### Stated exercise
Scan the material and copy every line in which "waveform" appears.

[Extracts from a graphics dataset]
☆ ☆ ☆

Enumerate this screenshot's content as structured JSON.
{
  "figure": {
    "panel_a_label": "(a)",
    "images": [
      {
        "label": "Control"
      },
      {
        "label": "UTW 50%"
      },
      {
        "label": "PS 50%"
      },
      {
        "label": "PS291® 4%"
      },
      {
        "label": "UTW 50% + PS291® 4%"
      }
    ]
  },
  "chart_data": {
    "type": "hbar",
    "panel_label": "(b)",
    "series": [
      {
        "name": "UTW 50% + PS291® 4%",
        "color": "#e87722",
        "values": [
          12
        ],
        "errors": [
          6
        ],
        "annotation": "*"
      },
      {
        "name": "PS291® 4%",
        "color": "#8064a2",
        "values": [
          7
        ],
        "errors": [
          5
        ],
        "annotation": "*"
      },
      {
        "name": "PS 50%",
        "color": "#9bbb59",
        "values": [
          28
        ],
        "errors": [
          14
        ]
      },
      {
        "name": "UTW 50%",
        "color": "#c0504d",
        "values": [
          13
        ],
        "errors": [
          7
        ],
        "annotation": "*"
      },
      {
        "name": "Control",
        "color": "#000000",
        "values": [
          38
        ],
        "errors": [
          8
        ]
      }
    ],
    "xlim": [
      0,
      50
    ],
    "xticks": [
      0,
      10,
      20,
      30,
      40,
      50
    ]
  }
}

☆ ☆ ☆

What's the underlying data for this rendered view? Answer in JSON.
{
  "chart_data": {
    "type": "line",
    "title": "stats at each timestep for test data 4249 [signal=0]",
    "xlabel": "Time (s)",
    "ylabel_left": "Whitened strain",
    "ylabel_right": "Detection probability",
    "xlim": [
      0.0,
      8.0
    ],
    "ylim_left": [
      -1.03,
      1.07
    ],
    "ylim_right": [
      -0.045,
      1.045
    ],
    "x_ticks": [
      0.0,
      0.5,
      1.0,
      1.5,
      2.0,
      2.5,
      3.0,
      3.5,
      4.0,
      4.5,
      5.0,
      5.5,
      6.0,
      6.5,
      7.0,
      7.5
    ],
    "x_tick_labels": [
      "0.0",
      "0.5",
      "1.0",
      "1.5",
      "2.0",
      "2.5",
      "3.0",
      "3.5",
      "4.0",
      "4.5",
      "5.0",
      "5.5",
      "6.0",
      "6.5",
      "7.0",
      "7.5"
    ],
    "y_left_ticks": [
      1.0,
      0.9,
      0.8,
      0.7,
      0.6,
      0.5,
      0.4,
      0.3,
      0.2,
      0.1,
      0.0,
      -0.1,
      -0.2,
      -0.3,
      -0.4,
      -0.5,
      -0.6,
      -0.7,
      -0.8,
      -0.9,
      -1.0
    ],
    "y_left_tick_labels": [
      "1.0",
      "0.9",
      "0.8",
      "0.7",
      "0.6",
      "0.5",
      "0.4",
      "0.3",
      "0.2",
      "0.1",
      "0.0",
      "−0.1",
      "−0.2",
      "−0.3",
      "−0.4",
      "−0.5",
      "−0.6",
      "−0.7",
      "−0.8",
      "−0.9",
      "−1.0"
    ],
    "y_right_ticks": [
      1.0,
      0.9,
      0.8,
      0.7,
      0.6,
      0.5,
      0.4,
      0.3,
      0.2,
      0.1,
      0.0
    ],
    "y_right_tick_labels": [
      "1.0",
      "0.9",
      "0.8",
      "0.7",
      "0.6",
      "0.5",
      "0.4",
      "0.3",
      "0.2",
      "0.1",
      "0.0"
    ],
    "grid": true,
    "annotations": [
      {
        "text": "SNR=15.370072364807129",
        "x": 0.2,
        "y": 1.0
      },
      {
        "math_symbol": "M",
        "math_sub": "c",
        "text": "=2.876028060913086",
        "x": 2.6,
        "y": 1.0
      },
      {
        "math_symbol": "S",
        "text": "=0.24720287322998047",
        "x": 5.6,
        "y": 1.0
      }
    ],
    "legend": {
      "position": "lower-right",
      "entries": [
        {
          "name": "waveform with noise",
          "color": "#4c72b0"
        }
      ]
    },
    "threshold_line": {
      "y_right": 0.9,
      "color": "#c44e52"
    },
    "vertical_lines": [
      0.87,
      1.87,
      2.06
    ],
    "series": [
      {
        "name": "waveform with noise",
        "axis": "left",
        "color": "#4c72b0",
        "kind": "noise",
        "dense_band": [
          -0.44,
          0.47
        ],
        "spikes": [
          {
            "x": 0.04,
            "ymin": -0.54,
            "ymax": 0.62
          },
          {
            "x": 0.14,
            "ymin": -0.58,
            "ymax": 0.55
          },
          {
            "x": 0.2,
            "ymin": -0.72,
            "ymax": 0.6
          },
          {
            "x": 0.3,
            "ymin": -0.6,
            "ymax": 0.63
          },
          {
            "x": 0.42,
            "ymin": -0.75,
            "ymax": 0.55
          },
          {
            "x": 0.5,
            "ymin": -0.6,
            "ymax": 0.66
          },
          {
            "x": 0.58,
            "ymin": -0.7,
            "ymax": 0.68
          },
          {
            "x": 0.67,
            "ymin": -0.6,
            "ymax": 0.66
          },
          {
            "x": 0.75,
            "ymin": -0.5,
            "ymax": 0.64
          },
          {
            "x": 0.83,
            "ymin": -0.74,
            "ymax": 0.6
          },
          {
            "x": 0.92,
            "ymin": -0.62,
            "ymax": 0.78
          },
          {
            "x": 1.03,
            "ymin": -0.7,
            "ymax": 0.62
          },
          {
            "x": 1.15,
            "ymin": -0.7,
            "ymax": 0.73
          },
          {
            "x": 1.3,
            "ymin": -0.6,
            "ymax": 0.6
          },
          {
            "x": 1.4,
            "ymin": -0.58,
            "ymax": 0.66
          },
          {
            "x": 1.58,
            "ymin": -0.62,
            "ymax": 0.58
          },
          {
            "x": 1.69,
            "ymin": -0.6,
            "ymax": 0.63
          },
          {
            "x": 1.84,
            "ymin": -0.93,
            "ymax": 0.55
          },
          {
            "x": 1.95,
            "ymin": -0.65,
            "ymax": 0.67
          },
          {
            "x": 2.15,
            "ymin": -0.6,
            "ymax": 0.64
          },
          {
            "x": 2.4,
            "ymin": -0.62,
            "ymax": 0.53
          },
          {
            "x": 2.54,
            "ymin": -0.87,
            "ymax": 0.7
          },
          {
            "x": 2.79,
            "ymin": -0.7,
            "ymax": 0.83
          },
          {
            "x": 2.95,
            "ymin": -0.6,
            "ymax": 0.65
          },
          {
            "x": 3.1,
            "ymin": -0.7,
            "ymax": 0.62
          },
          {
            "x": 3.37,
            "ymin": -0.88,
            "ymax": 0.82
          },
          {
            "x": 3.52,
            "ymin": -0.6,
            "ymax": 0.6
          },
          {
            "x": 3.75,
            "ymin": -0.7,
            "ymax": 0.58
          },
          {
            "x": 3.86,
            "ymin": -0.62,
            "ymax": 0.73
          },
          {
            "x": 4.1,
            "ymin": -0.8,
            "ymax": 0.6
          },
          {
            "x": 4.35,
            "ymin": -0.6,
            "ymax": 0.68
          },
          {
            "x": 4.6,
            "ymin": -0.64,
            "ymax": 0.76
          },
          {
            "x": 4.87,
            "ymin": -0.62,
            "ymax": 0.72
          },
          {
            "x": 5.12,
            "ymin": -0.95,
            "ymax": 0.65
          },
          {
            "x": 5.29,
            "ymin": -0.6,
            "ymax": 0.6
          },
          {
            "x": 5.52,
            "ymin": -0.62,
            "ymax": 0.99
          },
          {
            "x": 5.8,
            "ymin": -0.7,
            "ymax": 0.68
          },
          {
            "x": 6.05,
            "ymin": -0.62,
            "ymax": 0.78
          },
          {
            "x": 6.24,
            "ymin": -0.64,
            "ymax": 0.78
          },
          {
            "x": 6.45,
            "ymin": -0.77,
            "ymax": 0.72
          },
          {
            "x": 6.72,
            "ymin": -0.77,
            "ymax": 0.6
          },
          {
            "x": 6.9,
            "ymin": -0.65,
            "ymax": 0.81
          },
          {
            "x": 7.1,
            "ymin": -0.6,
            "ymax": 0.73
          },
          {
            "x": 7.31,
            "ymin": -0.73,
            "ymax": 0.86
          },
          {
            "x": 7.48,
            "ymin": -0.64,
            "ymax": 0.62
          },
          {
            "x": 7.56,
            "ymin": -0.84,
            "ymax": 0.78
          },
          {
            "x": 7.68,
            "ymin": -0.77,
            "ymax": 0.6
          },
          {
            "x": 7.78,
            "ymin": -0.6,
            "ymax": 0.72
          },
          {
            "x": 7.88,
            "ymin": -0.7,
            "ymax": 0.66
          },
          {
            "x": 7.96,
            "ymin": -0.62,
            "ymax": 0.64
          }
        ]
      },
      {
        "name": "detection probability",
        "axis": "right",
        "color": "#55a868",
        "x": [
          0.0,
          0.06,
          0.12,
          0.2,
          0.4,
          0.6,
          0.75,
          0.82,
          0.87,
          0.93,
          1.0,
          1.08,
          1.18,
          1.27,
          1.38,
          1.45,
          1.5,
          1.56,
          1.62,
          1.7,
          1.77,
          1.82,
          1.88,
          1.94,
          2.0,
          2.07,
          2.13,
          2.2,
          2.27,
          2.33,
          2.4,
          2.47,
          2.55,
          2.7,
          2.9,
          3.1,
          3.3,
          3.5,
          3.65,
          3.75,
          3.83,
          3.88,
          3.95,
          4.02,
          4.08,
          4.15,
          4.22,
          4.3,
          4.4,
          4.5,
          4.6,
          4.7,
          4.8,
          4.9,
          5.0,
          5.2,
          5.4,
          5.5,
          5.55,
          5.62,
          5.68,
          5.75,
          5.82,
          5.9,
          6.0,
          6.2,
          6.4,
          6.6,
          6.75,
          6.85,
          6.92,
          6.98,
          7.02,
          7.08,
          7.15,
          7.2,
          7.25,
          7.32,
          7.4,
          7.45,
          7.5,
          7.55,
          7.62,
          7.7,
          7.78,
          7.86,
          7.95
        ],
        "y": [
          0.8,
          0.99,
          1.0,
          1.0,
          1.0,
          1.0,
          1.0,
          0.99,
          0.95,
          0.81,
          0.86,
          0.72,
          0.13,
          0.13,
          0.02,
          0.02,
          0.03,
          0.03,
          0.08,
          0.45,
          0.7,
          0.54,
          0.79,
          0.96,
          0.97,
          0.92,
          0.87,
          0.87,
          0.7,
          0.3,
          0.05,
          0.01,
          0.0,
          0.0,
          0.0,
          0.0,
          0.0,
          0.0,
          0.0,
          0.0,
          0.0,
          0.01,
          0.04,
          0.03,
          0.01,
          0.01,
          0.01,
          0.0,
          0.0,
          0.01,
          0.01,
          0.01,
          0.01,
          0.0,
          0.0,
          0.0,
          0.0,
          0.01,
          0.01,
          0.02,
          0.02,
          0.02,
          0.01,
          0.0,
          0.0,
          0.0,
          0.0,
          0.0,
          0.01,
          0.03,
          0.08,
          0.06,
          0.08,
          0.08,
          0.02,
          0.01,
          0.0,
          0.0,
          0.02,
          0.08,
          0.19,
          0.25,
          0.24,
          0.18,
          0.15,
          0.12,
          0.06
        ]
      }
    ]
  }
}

☆ ☆ ☆

### Output of the task
          "name": "waveform with noise",
        "name": "waveform with noise",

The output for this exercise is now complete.